Problem statement: Take each line that has the word "предоставления" and return it.

[START OF Input records]

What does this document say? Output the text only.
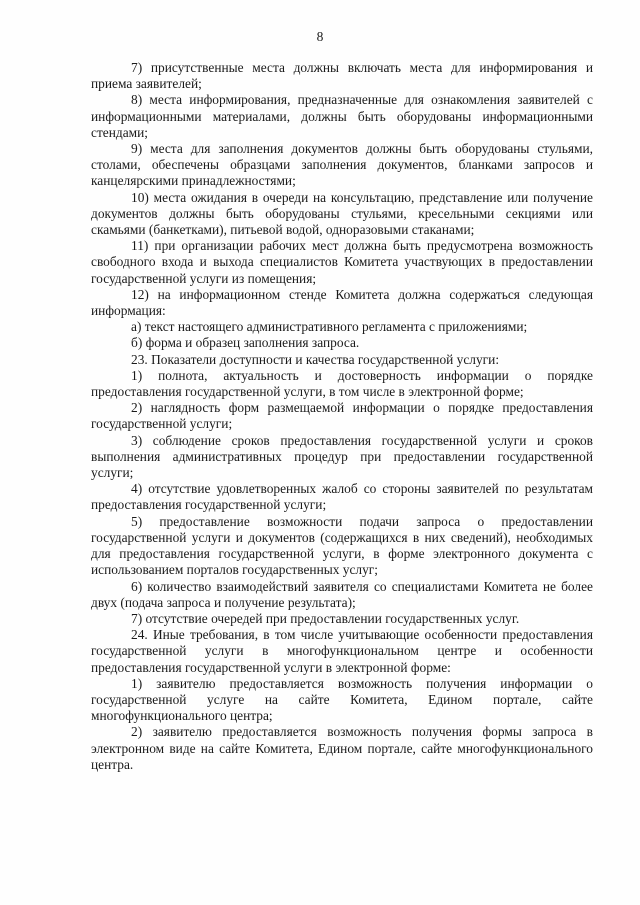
8

7) присутственные места должны включать места для информирования и приема заявителей;

8) места информирования, предназначенные для ознакомления заявителей с информационными материалами, должны быть оборудованы информационными стендами;

9) места для заполнения документов должны быть оборудованы стульями, столами, обеспечены образцами заполнения документов, бланками запросов и канцелярскими принадлежностями;

10) места ожидания в очереди на консультацию, представление или получение документов должны быть оборудованы стульями, кресельными секциями или скамьями (банкетками), питьевой водой, одноразовыми стаканами;

11) при организации рабочих мест должна быть предусмотрена возможность свободного входа и выхода специалистов Комитета участвующих в предоставлении государственной услуги из помещения;

12) на информационном стенде Комитета должна содержаться следующая информация:

а) текст настоящего административного регламента с приложениями;

б) форма и образец заполнения запроса.

23. Показатели доступности и качества государственной услуги:

1) полнота, актуальность и достоверность информации о порядке предоставления государственной услуги, в том числе в электронной форме;

2) наглядность форм размещаемой информации о порядке предоставления государственной услуги;

3) соблюдение сроков предоставления государственной услуги и сроков выполнения административных процедур при предоставлении государственной услуги;

4) отсутствие удовлетворенных жалоб со стороны заявителей по результатам предоставления государственной услуги;

5) предоставление возможности подачи запроса о предоставлении государственной услуги и документов (содержащихся в них сведений), необходимых для предоставления государственной услуги, в форме электронного документа с использованием порталов государственных услуг;

6) количество взаимодействий заявителя со специалистами Комитета не более двух (подача запроса и получение результата);

7) отсутствие очередей при предоставлении государственных услуг.

24. Иные требования, в том числе учитывающие особенности предоставления государственной услуги в многофункциональном центре и особенности предоставления государственной услуги в электронной форме:

1) заявителю предоставляется возможность получения информации о государственной услуге на сайте Комитета, Едином портале, сайте многофункционального центра;

2) заявителю предоставляется возможность получения формы запроса в электронном виде на сайте Комитета, Едином портале, сайте многофункционального центра.
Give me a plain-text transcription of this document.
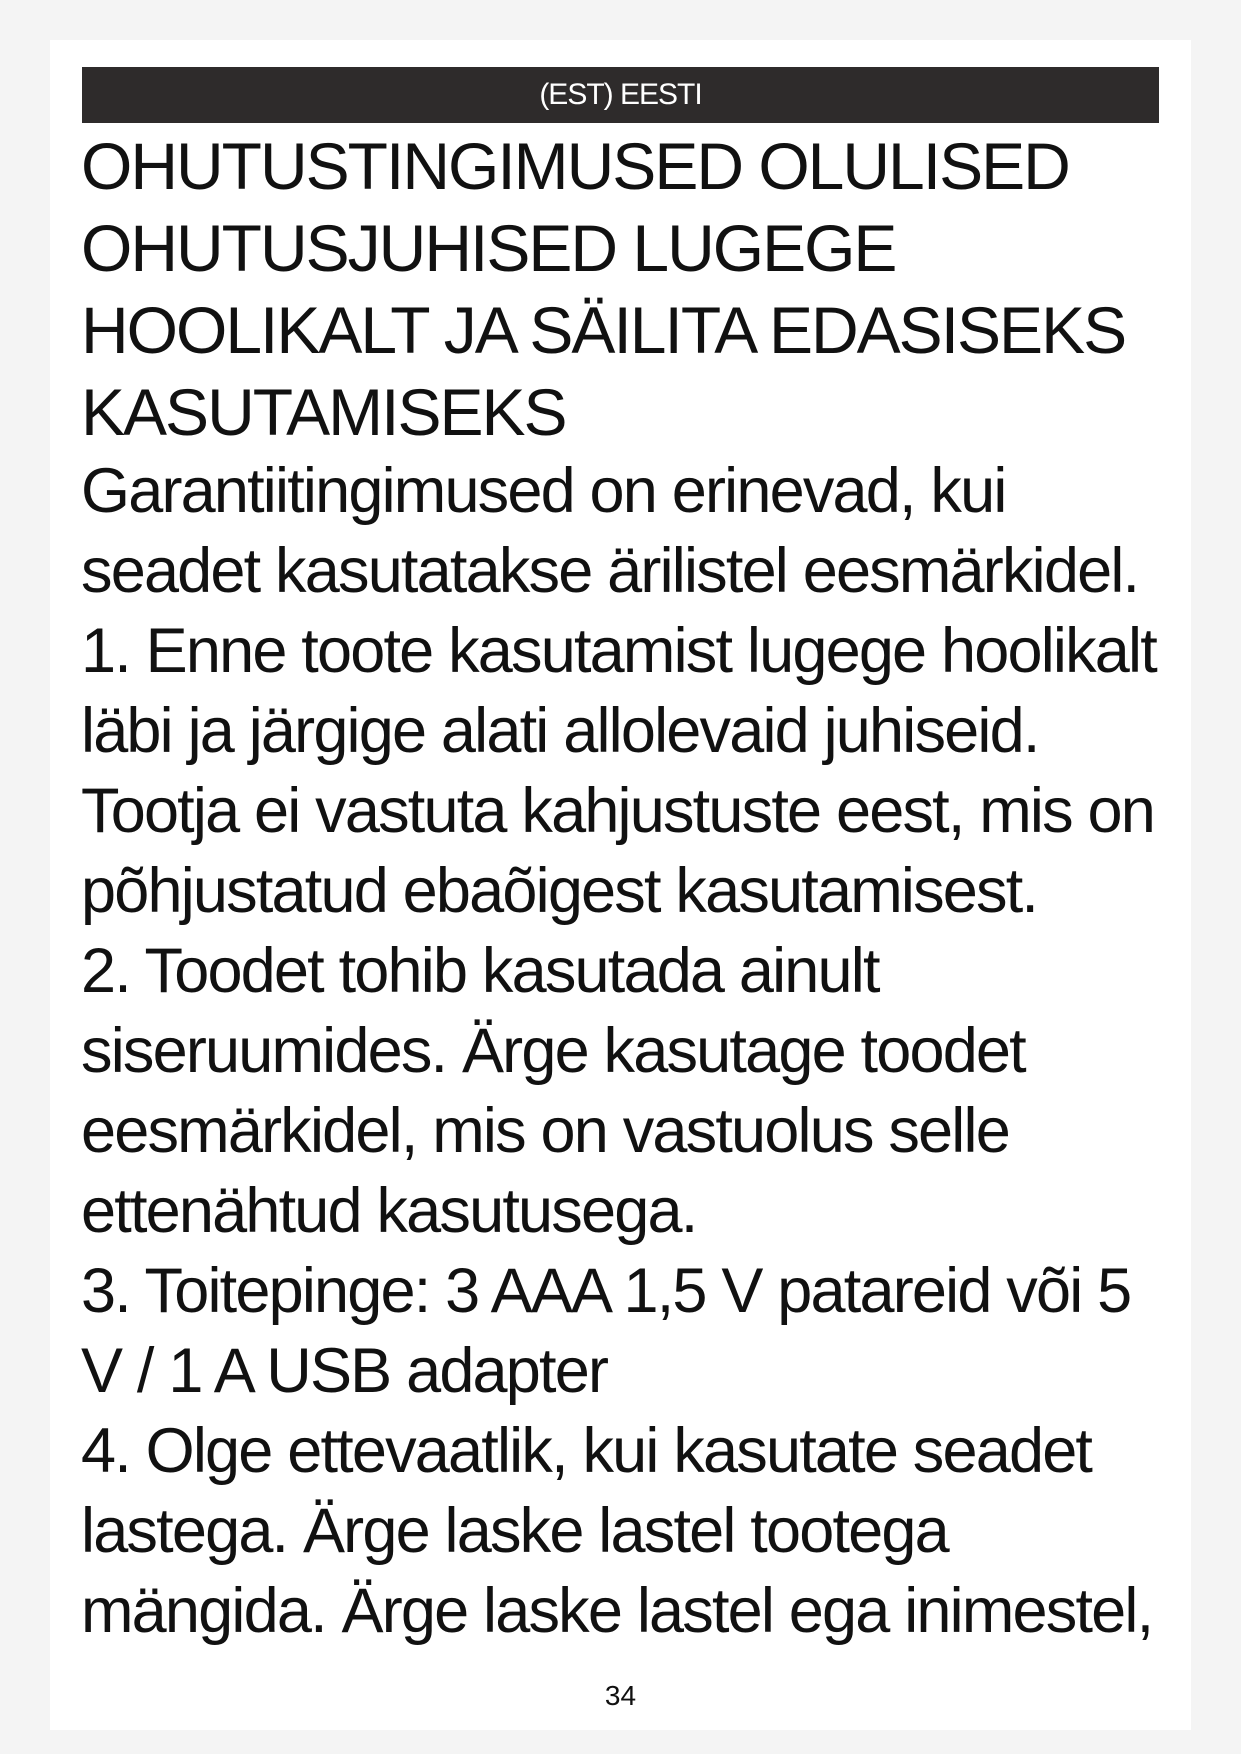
(EST) EESTI
OHUTUSTINGIMUSED OLULISED OHUTUSJUHISED LUGEGE HOOLIKALT JA SÄILITA EDASISEKS KASUTAMISEKS

Garantiitingimused on erinevad, kui seadet kasutatakse ärilistel eesmärkidel.

1. Enne toote kasutamist lugege hoolikalt läbi ja järgige alati allolevaid juhiseid. Tootja ei vastuta kahjustuste eest, mis on põhjustatud ebaõigest kasutamisest.

2. Toodet tohib kasutada ainult siseruumides. Ärge kasutage toodet eesmärkidel, mis on vastuolus selle ettenähtud kasutusega.

3. Toitepinge: 3 AAA 1,5 V patareid või 5 V / 1 A USB adapter

4. Olge ettevaatlik, kui kasutate seadet lastega. Ärge laske lastel tootega mängida. Ärge laske lastel ega inimestel,

34
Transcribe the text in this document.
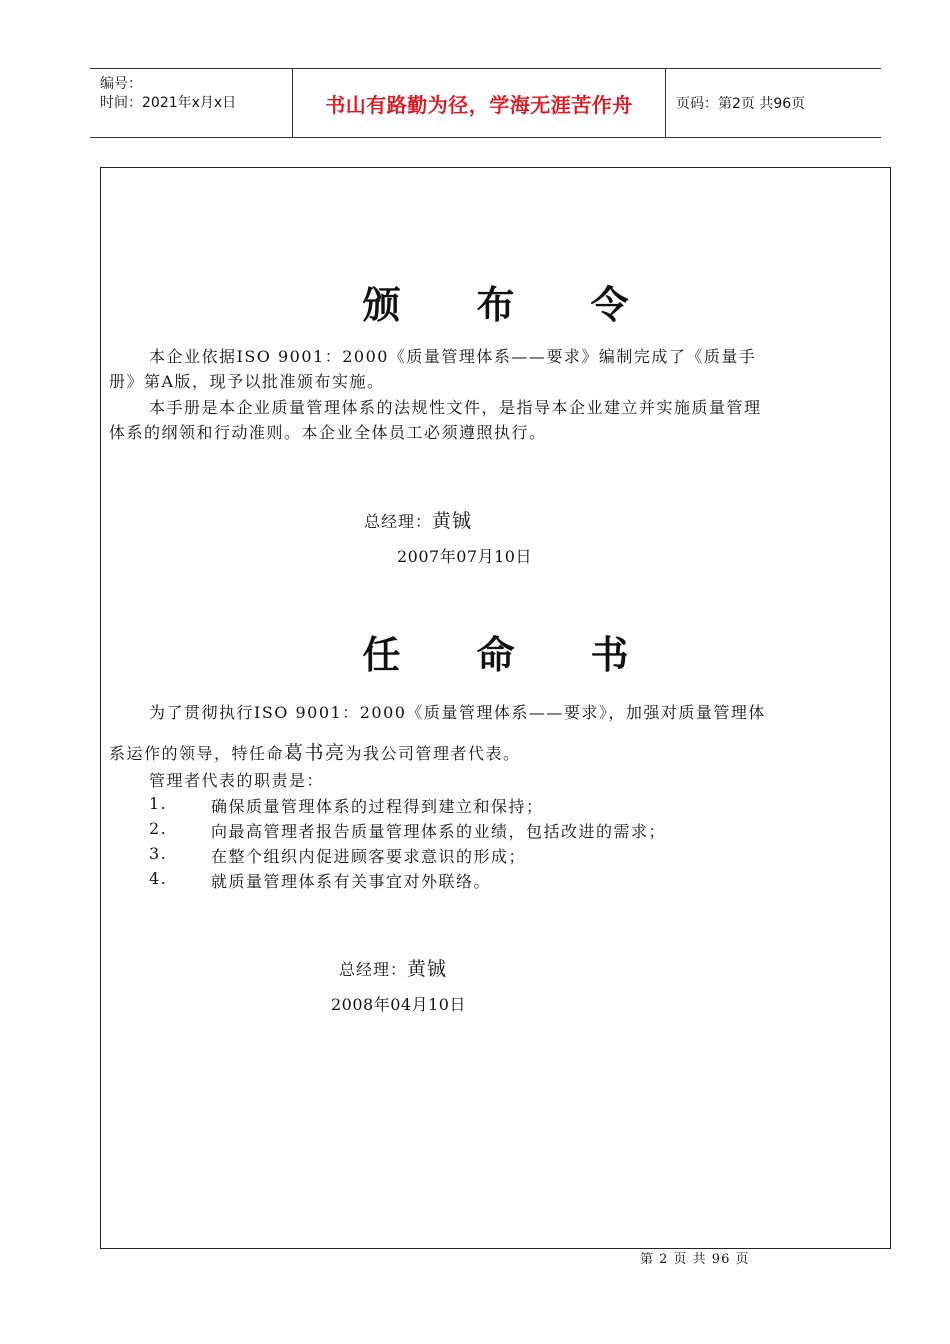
编号：
时间：2021年x月x日	书山有路勤为径，学海无涯苦作舟	页码：第2页 共96页
颁 布 令
本企业依据ISO 9001：2000《质量管理体系——要求》编制完成了《质量手
册》第A版，现予以批准颁布实施。
本手册是本企业质量管理体系的法规性文件，是指导本企业建立并实施质量管理
体系的纲领和行动准则。本企业全体员工必须遵照执行。
总经理：黄铖
2007年07月10日
任 命 书
为了贯彻执行ISO 9001：2000《质量管理体系——要求》，加强对质量管理体
系运作的领导，特任命葛书亮为我公司管理者代表。
管理者代表的职责是：
1.	确保质量管理体系的过程得到建立和保持；
2.	向最高管理者报告质量管理体系的业绩，包括改进的需求；
3.	在整个组织内促进顾客要求意识的形成；
4.	就质量管理体系有关事宜对外联络。
总经理：黄铖
2008年04月10日
第 2 页 共 96 页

[END OF Input records]

Correct output:
1) полнота, актуальность и достоверность информации о порядке предоставления государственной услуги, в том числе в электронной форме;
2) наглядность форм размещаемой информации о порядке предоставления государственной услуги;
3) соблюдение сроков предоставления государственной услуги и сроков выполнения административных процедур при предоставлении государственной услуги;
4) отсутствие удовлетворенных жалоб со стороны заявителей по результатам предоставления государственной услуги;
5) предоставление возможности подачи запроса о предоставлении государственной услуги и документов (содержащихся в них сведений), необходимых для предоставления государственной услуги, в форме электронного документа с использованием порталов государственных услуг;
24. Иные требования, в том числе учитывающие особенности предоставления государственной услуги в многофункциональном центре и особенности предоставления государственной услуги в электронной форме:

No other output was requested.